▶ [REQUIRED WORK]: Skip the images and copy each record exactly as written.

▶ [RECORDS FOR THE TASK]:
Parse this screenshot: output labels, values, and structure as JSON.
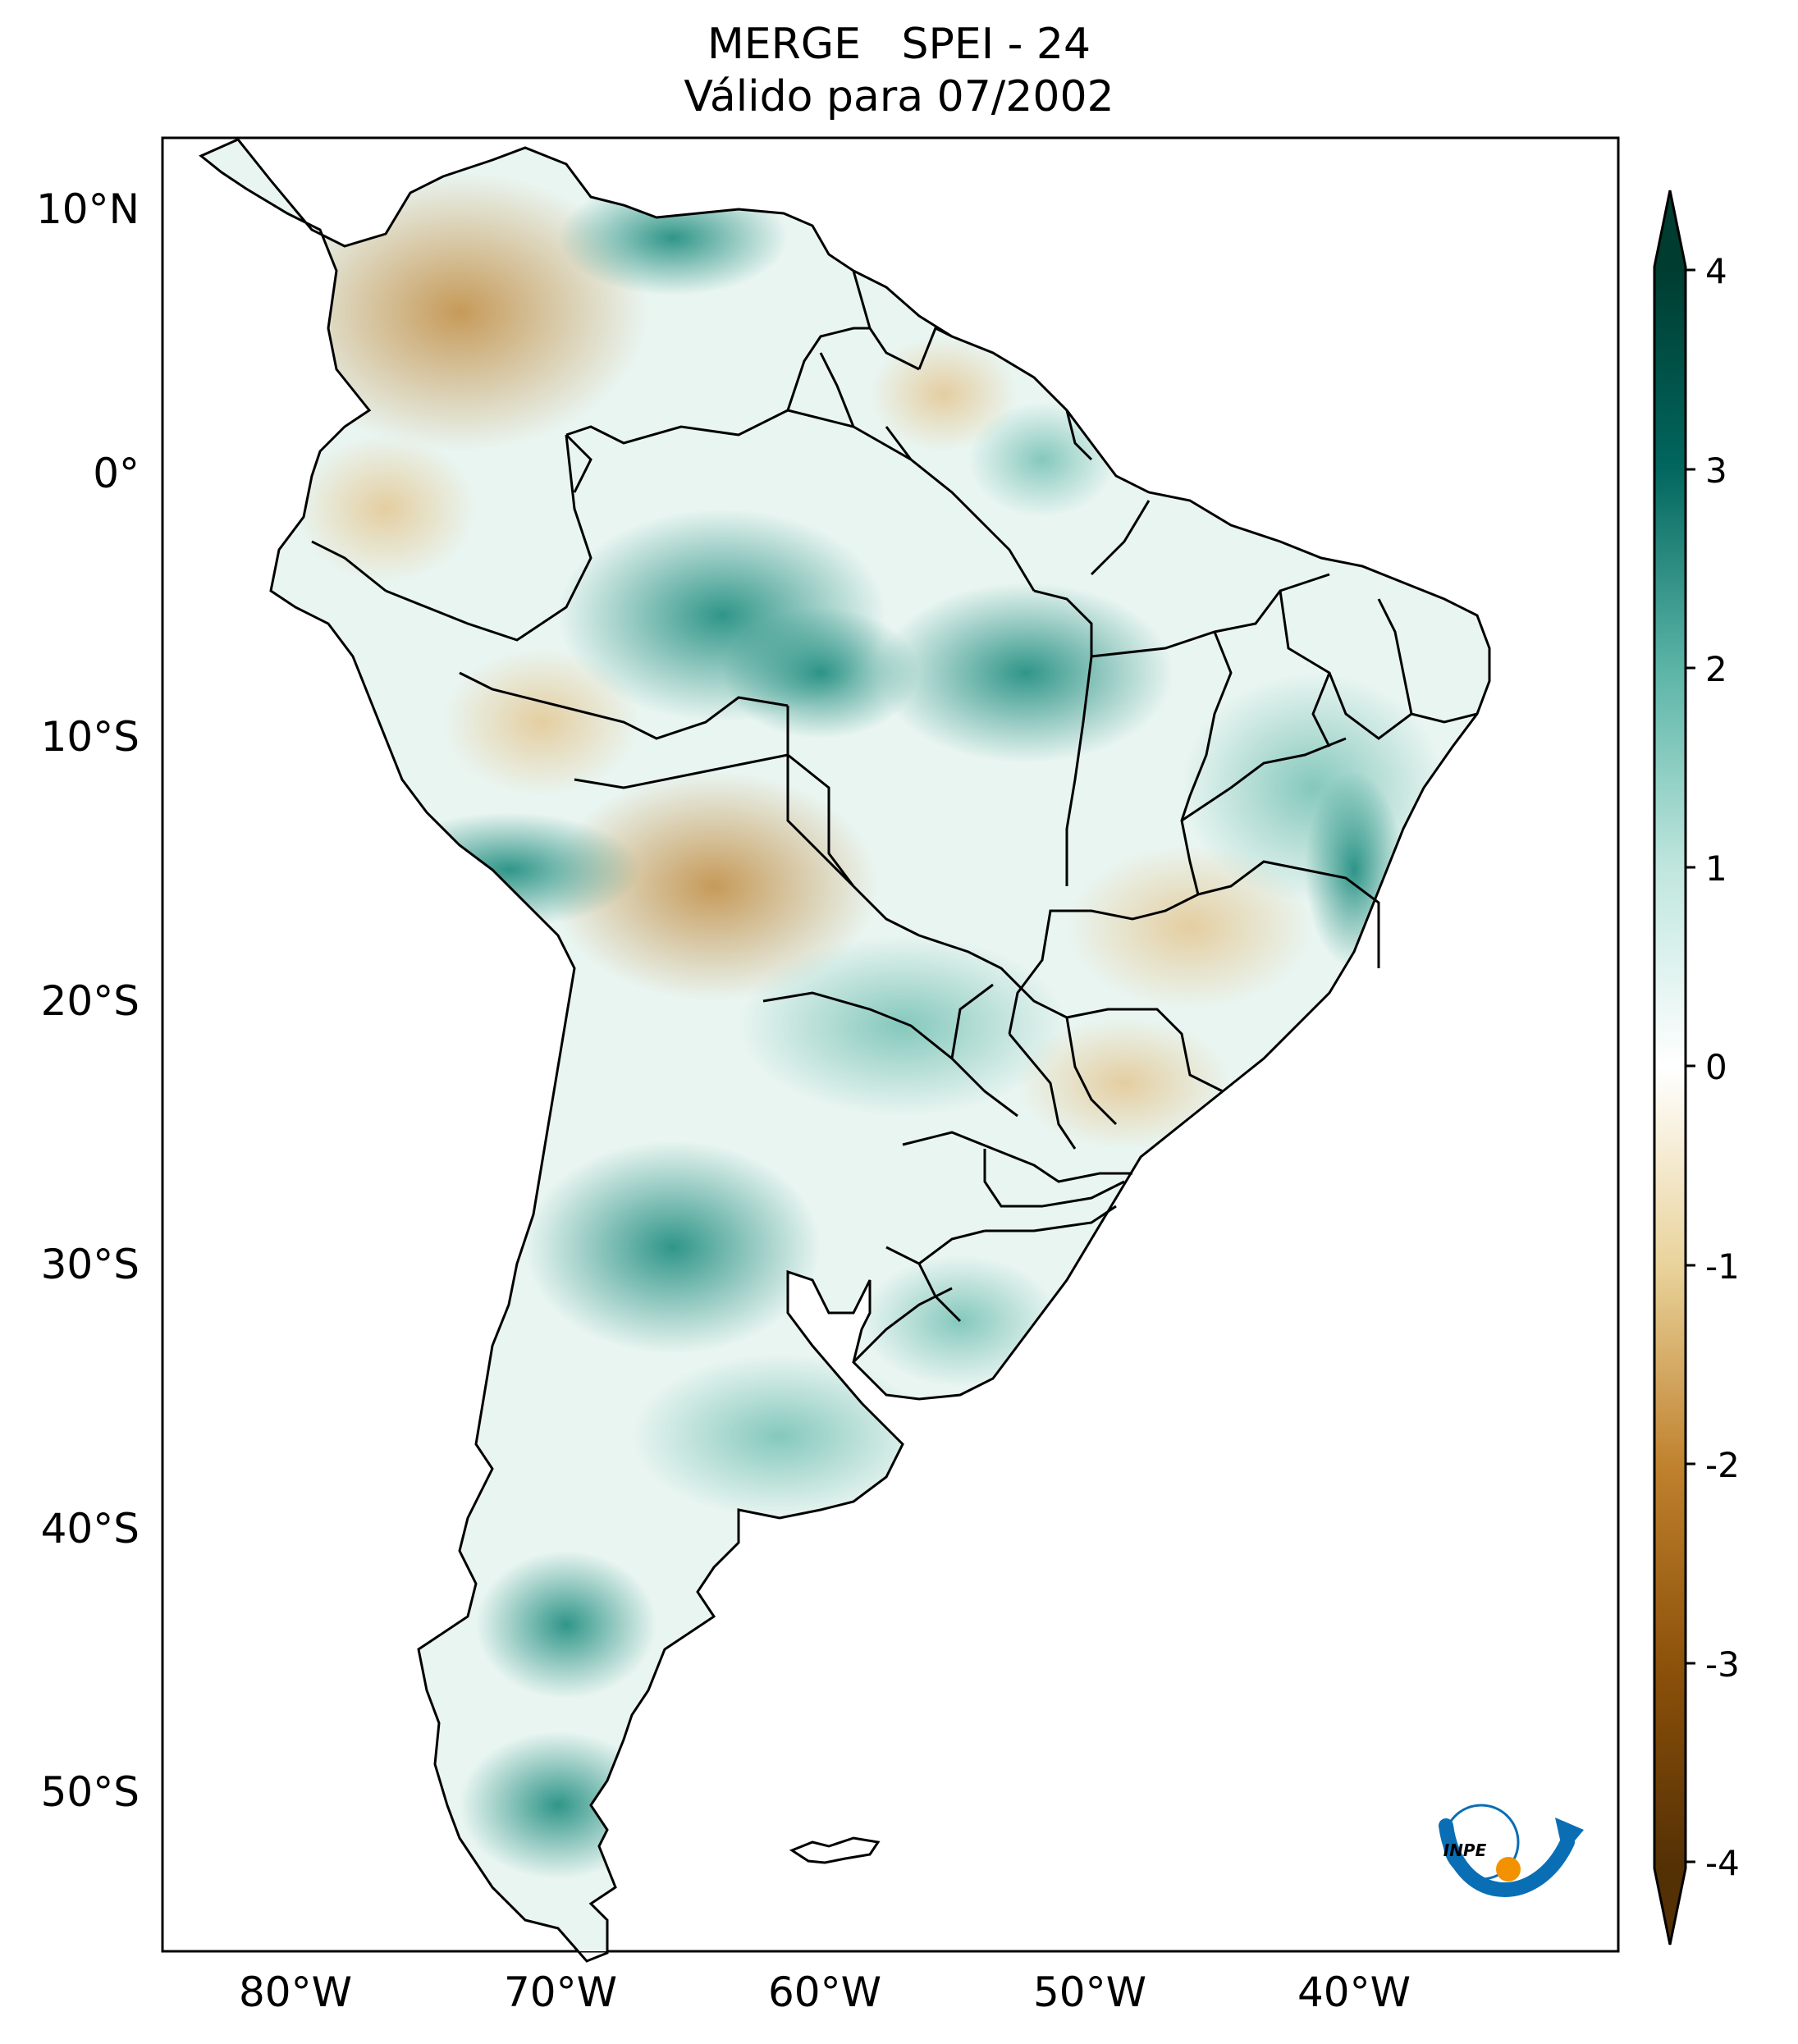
{
  "title": {
    "line1": "MERGE   SPEI - 24",
    "line2": "Válido para 07/2002"
  },
  "map": {
    "lat_ticks": [
      "10°N",
      "0°",
      "10°S",
      "20°S",
      "30°S",
      "40°S",
      "50°S"
    ],
    "lon_ticks": [
      "80°W",
      "70°W",
      "60°W",
      "50°W",
      "40°W"
    ],
    "extent": {
      "lon": [
        -85,
        -30
      ],
      "lat": [
        -56,
        13
      ]
    }
  },
  "colorbar": {
    "ticks": [
      "4",
      "3",
      "2",
      "1",
      "0",
      "-1",
      "-2",
      "-3",
      "-4"
    ],
    "range": [
      -4,
      4
    ],
    "extend": "both",
    "colormap": "BrBG",
    "colors": {
      "min": "#543005",
      "neutral": "#ffffff",
      "max": "#003c30"
    }
  },
  "logo": {
    "text": "INPE",
    "colors": {
      "arc": "#0a6eb4",
      "dot": "#f39200"
    }
  }
}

▶ [THE RESULT]:
Parse this screenshot: output labels, values, and structure as JSON.
{
  "title": {
    "line1": "MERGE   SPEI - 24",
    "line2": "Válido para 07/2002"
  },
  "map": {
    "lat_ticks": [
      "10°N",
      "0°",
      "10°S",
      "20°S",
      "30°S",
      "40°S",
      "50°S"
    ],
    "lon_ticks": [
      "80°W",
      "70°W",
      "60°W",
      "50°W",
      "40°W"
    ],
    "extent": {
      "lon": [
        -85,
        -30
      ],
      "lat": [
        -56,
        13
      ]
    }
  },
  "colorbar": {
    "ticks": [
      "4",
      "3",
      "2",
      "1",
      "0",
      "-1",
      "-2",
      "-3",
      "-4"
    ],
    "range": [
      -4,
      4
    ],
    "extend": "both",
    "colormap": "BrBG",
    "colors": {
      "min": "#543005",
      "neutral": "#ffffff",
      "max": "#003c30"
    }
  },
  "logo": {
    "text": "INPE",
    "colors": {
      "arc": "#0a6eb4",
      "dot": "#f39200"
    }
  }
}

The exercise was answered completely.